Records supplied —
================================

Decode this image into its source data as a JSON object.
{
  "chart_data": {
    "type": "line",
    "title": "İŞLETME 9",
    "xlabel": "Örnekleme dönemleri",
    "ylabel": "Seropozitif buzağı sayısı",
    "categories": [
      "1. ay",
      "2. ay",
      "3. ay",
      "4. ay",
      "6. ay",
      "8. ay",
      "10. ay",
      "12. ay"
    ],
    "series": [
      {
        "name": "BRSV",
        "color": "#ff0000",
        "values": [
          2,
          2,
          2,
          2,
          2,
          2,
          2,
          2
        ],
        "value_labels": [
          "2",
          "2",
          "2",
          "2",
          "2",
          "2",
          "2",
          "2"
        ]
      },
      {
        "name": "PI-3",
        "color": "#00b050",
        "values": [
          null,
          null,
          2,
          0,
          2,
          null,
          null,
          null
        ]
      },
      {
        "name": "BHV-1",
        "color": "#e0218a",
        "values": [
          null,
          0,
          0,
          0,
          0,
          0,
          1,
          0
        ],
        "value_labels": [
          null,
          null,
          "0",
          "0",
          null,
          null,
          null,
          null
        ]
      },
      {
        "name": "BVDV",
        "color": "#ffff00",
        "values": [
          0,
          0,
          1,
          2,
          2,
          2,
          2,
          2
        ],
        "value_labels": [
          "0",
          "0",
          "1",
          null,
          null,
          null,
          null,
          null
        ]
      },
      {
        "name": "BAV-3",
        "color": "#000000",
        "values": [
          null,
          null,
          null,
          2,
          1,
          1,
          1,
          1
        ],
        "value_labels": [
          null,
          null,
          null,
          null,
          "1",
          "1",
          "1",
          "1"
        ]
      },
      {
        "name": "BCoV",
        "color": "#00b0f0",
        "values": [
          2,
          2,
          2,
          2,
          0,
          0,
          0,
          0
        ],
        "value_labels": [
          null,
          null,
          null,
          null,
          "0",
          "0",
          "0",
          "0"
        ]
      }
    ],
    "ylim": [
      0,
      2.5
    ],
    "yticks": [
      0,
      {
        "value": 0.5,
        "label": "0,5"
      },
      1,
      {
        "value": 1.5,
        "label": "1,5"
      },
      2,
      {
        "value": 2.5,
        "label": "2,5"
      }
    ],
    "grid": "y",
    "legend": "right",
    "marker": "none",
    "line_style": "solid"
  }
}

================================

Exercise details — Extract the complete set of records unchanged.

Task solution —
Decode this image into its source data as a JSON object.
{
  "chart_data": {
    "type": "line",
    "title": "İŞLETME 9",
    "xlabel": "Örnekleme dönemleri",
    "ylabel": "Seropozitif buzağı sayısı",
    "categories": [
      "1. ay",
      "2. ay",
      "3. ay",
      "4. ay",
      "6. ay",
      "8. ay",
      "10. ay",
      "12. ay"
    ],
    "series": [
      {
        "name": "BRSV",
        "color": "#ff0000",
        "values": [
          2,
          2,
          2,
          2,
          2,
          2,
          2,
          2
        ],
        "value_labels": [
          "2",
          "2",
          "2",
          "2",
          "2",
          "2",
          "2",
          "2"
        ]
      },
      {
        "name": "PI-3",
        "color": "#00b050",
        "values": [
          null,
          null,
          2,
          0,
          2,
          null,
          null,
          null
        ]
      },
      {
        "name": "BHV-1",
        "color": "#e0218a",
        "values": [
          null,
          0,
          0,
          0,
          0,
          0,
          1,
          0
        ],
        "value_labels": [
          null,
          null,
          "0",
          "0",
          null,
          null,
          null,
          null
        ]
      },
      {
        "name": "BVDV",
        "color": "#ffff00",
        "values": [
          0,
          0,
          1,
          2,
          2,
          2,
          2,
          2
        ],
        "value_labels": [
          "0",
          "0",
          "1",
          null,
          null,
          null,
          null,
          null
        ]
      },
      {
        "name": "BAV-3",
        "color": "#000000",
        "values": [
          null,
          null,
          null,
          2,
          1,
          1,
          1,
          1
        ],
        "value_labels": [
          null,
          null,
          null,
          null,
          "1",
          "1",
          "1",
          "1"
        ]
      },
      {
        "name": "BCoV",
        "color": "#00b0f0",
        "values": [
          2,
          2,
          2,
          2,
          0,
          0,
          0,
          0
        ],
        "value_labels": [
          null,
          null,
          null,
          null,
          "0",
          "0",
          "0",
          "0"
        ]
      }
    ],
    "ylim": [
      0,
      2.5
    ],
    "yticks": [
      0,
      {
        "value": 0.5,
        "label": "0,5"
      },
      1,
      {
        "value": 1.5,
        "label": "1,5"
      },
      2,
      {
        "value": 2.5,
        "label": "2,5"
      }
    ],
    "grid": "y",
    "legend": "right",
    "marker": "none",
    "line_style": "solid"
  }
}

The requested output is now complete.